▸ **WHAT THE EXERCISE ASKS**
Of all the lines in the material, how many include the word "Aktualisierung"? Give only the number.

▸ **INFORMATION PROVIDED**
........
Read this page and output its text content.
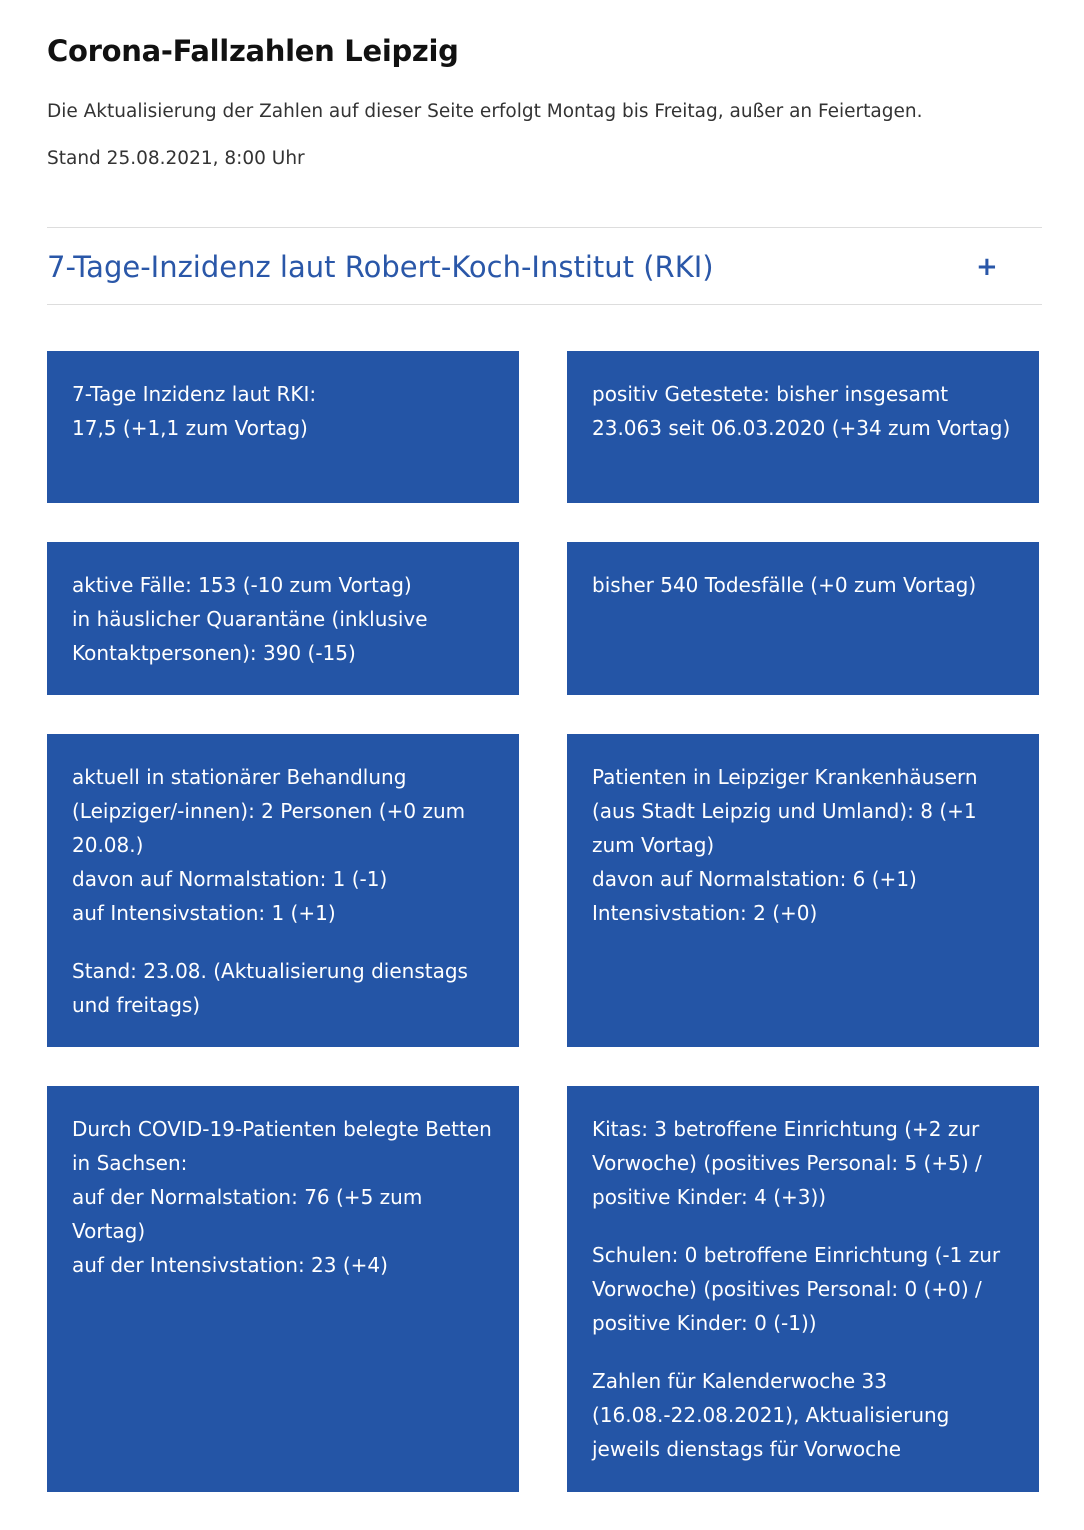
Corona-Fallzahlen Leipzig

Die Aktualisierung der Zahlen auf dieser Seite erfolgt Montag bis Freitag, außer an Feiertagen.

Stand 25.08.2021, 8:00 Uhr

7-Tage-Inzidenz laut Robert-Koch-Institut (RKI)	+

7-Tage Inzidenz laut RKI:
17,5 (+1,1 zum Vortag)

positiv Getestete: bisher insgesamt 23.063 seit 06.03.2020 (+34 zum Vortag)

aktive Fälle: 153 (-10 zum Vortag)
in häuslicher Quarantäne (inklusive Kontaktpersonen): 390 (-15)

bisher 540 Todesfälle (+0 zum Vortag)

aktuell in stationärer Behandlung (Leipziger/-innen): 2 Personen (+0 zum 20.08.)
davon auf Normalstation: 1 (-1)
auf Intensivstation: 1 (+1)

Stand: 23.08. (Aktualisierung dienstags und freitags)

Patienten in Leipziger Krankenhäusern (aus Stadt Leipzig und Umland): 8 (+1 zum Vortag)
davon auf Normalstation: 6 (+1)
Intensivstation: 2 (+0)

Durch COVID-19-Patienten belegte Betten in Sachsen:
auf der Normalstation: 76 (+5 zum Vortag)
auf der Intensivstation: 23 (+4)

Kitas: 3 betroffene Einrichtung (+2 zur Vorwoche) (positives Personal: 5 (+5) / positive Kinder: 4 (+3))

Schulen: 0 betroffene Einrichtung (-1 zur Vorwoche) (positives Personal: 0 (+0) / positive Kinder: 0 (-1))

Zahlen für Kalenderwoche 33 (16.08.-22.08.2021), Aktualisierung jeweils dienstags für Vorwoche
........
▸ **THE ANSWER**
3